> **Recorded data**
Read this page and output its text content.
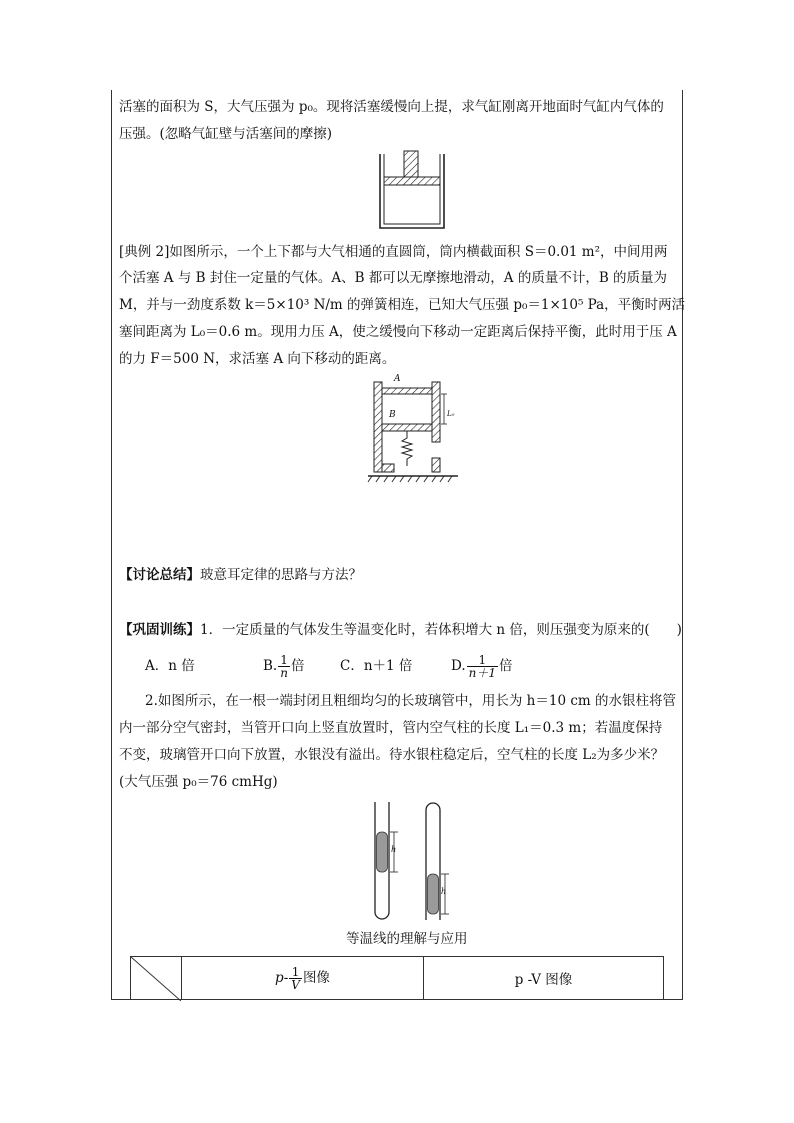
活塞的面积为 S，大气压强为 p₀。现将活塞缓慢向上提，求气缸刚离开地面时气缸内气体的
压强。(忽略气缸壁与活塞间的摩擦)
[典例 2]如图所示，一个上下都与大气相通的直圆筒，筒内横截面积 S＝0.01 m²，中间用两
个活塞 A 与 B 封住一定量的气体。A、B 都可以无摩擦地滑动，A 的质量不计，B 的质量为
M，并与一劲度系数 k＝5×10³ N/m 的弹簧相连，已知大气压强 p₀＝1×10⁵ Pa，平衡时两活
塞间距离为 L₀＝0.6 m。现用力压 A，使之缓慢向下移动一定距离后保持平衡，此时用于压 A
的力 F＝500 N，求活塞 A 向下移动的距离。
A
B	L₀
【讨论总结】玻意耳定律的思路与方法？
【巩固训练】1．一定质量的气体发生等温变化时，若体积增大 n 倍，则压强变为原来的(　　)
A．n 倍	B. $\frac{1}{n}$ 倍	C．n＋1 倍	D. $\frac{1}{n+1}$ 倍
2.如图所示，在一根一端封闭且粗细均匀的长玻璃管中，用长为 h＝10 cm 的水银柱将管
内一部分空气密封，当管开口向上竖直放置时，管内空气柱的长度 L₁＝0.3 m；若温度保持
不变，玻璃管开口向下放置，水银没有溢出。待水银柱稳定后，空气柱的长度 L₂为多少米？
(大气压强 p₀＝76 cmHg)
h
h
等温线的理解与应用
	$p- \frac{1}{V}$ 图像	p -V 图像
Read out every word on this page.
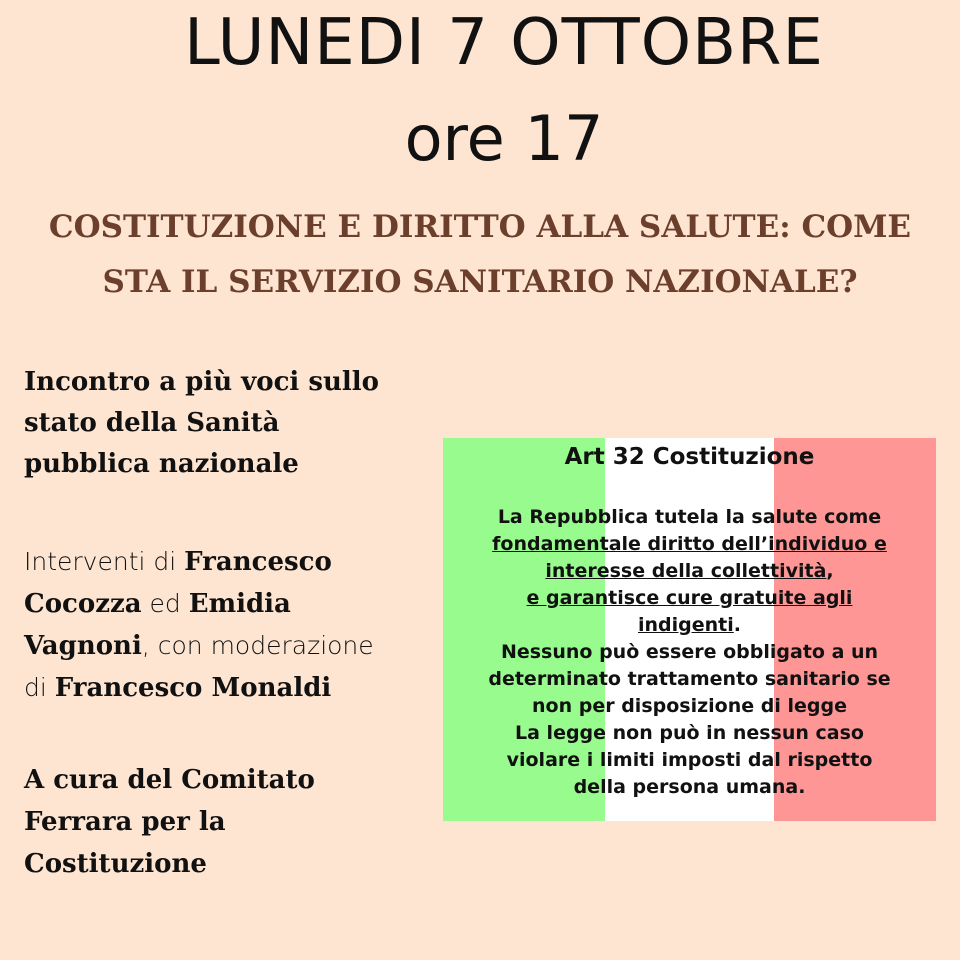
LUNEDI 7 OTTOBRE
ore 17
COSTITUZIONE E DIRITTO ALLA SALUTE: COME
STA IL SERVIZIO SANITARIO NAZIONALE?

Incontro a più voci sullo
stato della Sanità
pubblica nazionale

Interventi di Francesco
Cocozza ed Emidia
Vagnoni, con moderazione
di Francesco Monaldi

A cura del Comitato
Ferrara per la
Costituzione

Art 32 Costituzione
La Repubblica tutela la salute come
fondamentale diritto dell’individuo e
interesse della collettività,
e garantisce cure gratuite agli
indigenti.
Nessuno può essere obbligato a un
determinato trattamento sanitario se
non per disposizione di legge
La legge non può in nessun caso
violare i limiti imposti dal rispetto
della persona umana.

> **Given instruction**
Repeat the entries exactly. Pictures are excluded from the copy.

> **Solution**
Read this page and output its text content.
活塞的面积为 S，大气压强为 p₀。现将活塞缓慢向上提，求气缸刚离开地面时气缸内气体的
压强。(忽略气缸壁与活塞间的摩擦)
[典例 2]如图所示，一个上下都与大气相通的直圆筒，筒内横截面积 S＝0.01 m²，中间用两
个活塞 A 与 B 封住一定量的气体。A、B 都可以无摩擦地滑动，A 的质量不计，B 的质量为
M，并与一劲度系数 k＝5×10³ N/m 的弹簧相连，已知大气压强 p₀＝1×10⁵ Pa，平衡时两活
塞间距离为 L₀＝0.6 m。现用力压 A，使之缓慢向下移动一定距离后保持平衡，此时用于压 A
的力 F＝500 N，求活塞 A 向下移动的距离。
A
B	L₀
【讨论总结】玻意耳定律的思路与方法？
【巩固训练】1．一定质量的气体发生等温变化时，若体积增大 n 倍，则压强变为原来的(　　)
A．n 倍	B. $\frac{1}{n}$ 倍	C．n＋1 倍	D. $\frac{1}{n+1}$ 倍
2.如图所示，在一根一端封闭且粗细均匀的长玻璃管中，用长为 h＝10 cm 的水银柱将管
内一部分空气密封，当管开口向上竖直放置时，管内空气柱的长度 L₁＝0.3 m；若温度保持
不变，玻璃管开口向下放置，水银没有溢出。待水银柱稳定后，空气柱的长度 L₂为多少米？
(大气压强 p₀＝76 cmHg)
h
h
等温线的理解与应用
	$p- \frac{1}{V}$ 图像	p -V 图像
Read out every word on this page.
LUNEDI 7 OTTOBRE
ore 17
COSTITUZIONE E DIRITTO ALLA SALUTE: COME
STA IL SERVIZIO SANITARIO NAZIONALE?

Incontro a più voci sullo
stato della Sanità
pubblica nazionale

Interventi di Francesco
Cocozza ed Emidia
Vagnoni, con moderazione
di Francesco Monaldi

A cura del Comitato
Ferrara per la
Costituzione

Art 32 Costituzione
La Repubblica tutela la salute come
fondamentale diritto dell’individuo e
interesse della collettività,
e garantisce cure gratuite agli
indigenti.
Nessuno può essere obbligato a un
determinato trattamento sanitario se
non per disposizione di legge
La legge non può in nessun caso
violare i limiti imposti dal rispetto
della persona umana.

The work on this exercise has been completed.